Count how many lines below include the string "effort", and give that number without anything else.

(Data entries)
------------------------------

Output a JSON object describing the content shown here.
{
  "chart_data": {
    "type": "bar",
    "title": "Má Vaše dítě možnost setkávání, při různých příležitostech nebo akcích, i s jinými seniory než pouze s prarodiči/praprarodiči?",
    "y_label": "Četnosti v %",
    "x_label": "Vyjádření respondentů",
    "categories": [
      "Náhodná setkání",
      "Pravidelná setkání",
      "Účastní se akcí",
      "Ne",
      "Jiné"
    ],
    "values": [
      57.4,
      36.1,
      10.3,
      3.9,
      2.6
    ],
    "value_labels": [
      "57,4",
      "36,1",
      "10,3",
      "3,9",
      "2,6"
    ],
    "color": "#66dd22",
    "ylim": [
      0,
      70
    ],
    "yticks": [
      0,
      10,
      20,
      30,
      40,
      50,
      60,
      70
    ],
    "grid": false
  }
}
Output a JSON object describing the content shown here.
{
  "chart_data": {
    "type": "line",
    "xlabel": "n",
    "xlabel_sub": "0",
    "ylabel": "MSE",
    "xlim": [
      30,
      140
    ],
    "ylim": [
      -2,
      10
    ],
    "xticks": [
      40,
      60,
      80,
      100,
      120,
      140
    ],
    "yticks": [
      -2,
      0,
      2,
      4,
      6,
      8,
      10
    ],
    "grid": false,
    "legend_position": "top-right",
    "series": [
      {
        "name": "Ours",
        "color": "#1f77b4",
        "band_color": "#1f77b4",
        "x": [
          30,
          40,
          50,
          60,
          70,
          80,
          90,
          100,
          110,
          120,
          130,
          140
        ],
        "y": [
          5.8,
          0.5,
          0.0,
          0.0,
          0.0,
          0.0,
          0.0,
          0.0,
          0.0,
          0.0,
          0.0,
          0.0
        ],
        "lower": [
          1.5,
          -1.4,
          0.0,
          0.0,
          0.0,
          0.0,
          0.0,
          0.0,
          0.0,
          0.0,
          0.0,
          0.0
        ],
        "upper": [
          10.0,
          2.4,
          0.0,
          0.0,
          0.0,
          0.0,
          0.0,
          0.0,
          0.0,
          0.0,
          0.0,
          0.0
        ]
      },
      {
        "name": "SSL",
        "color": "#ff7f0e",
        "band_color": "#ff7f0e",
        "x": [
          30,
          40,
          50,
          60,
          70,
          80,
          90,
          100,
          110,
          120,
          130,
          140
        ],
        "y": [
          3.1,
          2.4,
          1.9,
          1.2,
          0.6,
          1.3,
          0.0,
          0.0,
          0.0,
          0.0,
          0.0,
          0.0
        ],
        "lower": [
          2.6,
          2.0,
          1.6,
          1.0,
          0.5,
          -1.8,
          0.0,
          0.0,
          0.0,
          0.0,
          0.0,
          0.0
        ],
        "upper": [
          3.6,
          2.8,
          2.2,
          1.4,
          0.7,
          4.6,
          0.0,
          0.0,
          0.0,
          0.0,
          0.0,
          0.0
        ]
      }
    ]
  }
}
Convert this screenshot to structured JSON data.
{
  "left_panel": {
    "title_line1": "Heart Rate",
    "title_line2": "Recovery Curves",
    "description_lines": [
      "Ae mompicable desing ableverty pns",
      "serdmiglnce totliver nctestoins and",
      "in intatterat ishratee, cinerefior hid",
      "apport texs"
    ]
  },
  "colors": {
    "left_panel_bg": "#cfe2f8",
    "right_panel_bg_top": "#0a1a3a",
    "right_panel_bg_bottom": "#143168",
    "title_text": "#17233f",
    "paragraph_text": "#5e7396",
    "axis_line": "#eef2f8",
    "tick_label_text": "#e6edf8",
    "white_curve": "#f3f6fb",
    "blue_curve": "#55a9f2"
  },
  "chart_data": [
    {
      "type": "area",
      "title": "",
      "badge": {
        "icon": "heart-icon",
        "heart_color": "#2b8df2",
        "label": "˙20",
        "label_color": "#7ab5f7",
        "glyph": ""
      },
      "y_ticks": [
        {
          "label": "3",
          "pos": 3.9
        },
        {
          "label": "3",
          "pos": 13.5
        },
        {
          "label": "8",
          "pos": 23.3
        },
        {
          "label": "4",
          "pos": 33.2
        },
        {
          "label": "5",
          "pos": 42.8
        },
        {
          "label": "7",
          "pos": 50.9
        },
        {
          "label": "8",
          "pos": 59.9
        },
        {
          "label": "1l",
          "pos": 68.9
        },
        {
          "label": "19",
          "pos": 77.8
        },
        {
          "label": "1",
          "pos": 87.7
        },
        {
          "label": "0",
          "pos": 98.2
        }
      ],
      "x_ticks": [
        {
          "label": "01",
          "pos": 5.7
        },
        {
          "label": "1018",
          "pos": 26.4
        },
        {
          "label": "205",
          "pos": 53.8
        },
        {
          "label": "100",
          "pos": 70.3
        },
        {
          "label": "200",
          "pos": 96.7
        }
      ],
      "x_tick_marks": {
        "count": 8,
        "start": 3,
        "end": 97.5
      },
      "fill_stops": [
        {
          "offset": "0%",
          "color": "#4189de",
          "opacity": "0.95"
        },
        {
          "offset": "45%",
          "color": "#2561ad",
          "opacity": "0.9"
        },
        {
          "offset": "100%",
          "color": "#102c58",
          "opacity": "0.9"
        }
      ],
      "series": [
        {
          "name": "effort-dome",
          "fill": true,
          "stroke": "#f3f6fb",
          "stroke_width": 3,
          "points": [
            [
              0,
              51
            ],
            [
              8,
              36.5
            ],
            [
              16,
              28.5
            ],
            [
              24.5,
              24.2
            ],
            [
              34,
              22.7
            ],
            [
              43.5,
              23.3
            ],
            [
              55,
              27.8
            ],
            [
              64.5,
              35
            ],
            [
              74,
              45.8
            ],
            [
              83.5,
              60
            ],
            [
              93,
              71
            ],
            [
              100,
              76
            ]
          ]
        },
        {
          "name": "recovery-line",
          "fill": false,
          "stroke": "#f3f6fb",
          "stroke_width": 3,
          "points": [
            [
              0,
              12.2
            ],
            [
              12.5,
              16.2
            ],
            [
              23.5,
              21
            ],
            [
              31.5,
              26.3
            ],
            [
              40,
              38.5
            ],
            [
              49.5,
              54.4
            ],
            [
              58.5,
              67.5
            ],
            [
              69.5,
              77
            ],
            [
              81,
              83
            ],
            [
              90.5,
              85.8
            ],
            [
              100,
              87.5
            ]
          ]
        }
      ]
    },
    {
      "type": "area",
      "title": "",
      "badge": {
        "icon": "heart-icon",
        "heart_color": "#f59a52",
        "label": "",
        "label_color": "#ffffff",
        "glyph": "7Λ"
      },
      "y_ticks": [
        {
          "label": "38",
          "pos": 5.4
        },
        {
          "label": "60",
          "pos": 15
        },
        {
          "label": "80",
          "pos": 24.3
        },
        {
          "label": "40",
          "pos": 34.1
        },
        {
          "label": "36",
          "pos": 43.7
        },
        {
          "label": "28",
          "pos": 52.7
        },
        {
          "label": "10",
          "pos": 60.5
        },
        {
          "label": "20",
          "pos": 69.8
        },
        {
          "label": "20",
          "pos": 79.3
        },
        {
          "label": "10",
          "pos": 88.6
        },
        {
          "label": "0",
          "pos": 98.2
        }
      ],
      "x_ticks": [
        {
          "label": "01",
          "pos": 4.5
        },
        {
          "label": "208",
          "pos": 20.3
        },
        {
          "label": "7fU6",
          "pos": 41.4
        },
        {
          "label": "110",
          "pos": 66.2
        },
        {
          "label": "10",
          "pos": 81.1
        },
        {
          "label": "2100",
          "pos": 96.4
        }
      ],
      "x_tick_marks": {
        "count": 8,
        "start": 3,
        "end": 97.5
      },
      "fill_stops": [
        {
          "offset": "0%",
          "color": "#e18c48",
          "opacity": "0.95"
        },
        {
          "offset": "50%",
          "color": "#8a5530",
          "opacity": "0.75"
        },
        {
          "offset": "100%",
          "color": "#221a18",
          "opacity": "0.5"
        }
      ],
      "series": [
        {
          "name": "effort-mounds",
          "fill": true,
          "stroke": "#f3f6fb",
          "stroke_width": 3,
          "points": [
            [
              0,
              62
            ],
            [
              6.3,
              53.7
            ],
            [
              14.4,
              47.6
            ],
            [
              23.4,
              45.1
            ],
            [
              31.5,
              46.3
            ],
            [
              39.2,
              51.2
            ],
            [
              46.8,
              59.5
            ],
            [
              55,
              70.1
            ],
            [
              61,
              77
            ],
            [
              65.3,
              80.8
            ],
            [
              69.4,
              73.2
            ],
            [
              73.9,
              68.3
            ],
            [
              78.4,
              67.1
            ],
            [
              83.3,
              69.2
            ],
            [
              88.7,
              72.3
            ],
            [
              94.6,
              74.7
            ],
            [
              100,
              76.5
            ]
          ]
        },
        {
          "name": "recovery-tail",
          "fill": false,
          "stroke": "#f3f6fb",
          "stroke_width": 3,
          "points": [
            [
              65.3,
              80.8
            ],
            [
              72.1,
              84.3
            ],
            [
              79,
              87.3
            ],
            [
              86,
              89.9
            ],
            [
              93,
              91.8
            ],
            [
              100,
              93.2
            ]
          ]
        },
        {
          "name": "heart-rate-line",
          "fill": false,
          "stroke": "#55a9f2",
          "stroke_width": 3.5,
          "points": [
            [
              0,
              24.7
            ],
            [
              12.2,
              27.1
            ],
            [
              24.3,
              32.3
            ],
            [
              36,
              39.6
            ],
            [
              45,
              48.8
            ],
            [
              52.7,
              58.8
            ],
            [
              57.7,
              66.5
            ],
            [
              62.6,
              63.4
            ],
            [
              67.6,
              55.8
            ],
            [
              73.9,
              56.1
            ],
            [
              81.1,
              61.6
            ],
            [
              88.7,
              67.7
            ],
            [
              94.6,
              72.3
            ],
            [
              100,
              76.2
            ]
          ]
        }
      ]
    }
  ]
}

------------------------------

Result below: 2